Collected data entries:
☆ ☆ ☆ ☆ ☆
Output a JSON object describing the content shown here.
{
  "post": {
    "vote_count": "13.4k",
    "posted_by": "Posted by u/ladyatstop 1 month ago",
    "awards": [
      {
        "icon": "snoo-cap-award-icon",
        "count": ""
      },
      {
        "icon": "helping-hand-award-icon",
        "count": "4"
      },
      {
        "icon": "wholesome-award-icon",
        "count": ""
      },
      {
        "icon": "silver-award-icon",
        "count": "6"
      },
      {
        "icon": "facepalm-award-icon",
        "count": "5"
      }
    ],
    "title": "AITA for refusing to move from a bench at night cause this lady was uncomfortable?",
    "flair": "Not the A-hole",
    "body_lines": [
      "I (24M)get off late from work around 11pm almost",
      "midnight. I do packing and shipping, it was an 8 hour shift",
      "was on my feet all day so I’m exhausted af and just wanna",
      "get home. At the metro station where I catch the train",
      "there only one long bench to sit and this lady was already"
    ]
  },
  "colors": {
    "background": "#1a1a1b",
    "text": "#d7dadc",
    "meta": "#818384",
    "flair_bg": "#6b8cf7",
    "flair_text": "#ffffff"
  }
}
☆ ☆ ☆ ☆ ☆
What you have to do:
Print back all the lines verbatim.

Correct result:
Output a JSON object describing the content shown here.
{
  "post": {
    "vote_count": "13.4k",
    "posted_by": "Posted by u/ladyatstop 1 month ago",
    "awards": [
      {
        "icon": "snoo-cap-award-icon",
        "count": ""
      },
      {
        "icon": "helping-hand-award-icon",
        "count": "4"
      },
      {
        "icon": "wholesome-award-icon",
        "count": ""
      },
      {
        "icon": "silver-award-icon",
        "count": "6"
      },
      {
        "icon": "facepalm-award-icon",
        "count": "5"
      }
    ],
    "title": "AITA for refusing to move from a bench at night cause this lady was uncomfortable?",
    "flair": "Not the A-hole",
    "body_lines": [
      "I (24M)get off late from work around 11pm almost",
      "midnight. I do packing and shipping, it was an 8 hour shift",
      "was on my feet all day so I’m exhausted af and just wanna",
      "get home. At the metro station where I catch the train",
      "there only one long bench to sit and this lady was already"
    ]
  },
  "colors": {
    "background": "#1a1a1b",
    "text": "#d7dadc",
    "meta": "#818384",
    "flair_bg": "#6b8cf7",
    "flair_text": "#ffffff"
  }
}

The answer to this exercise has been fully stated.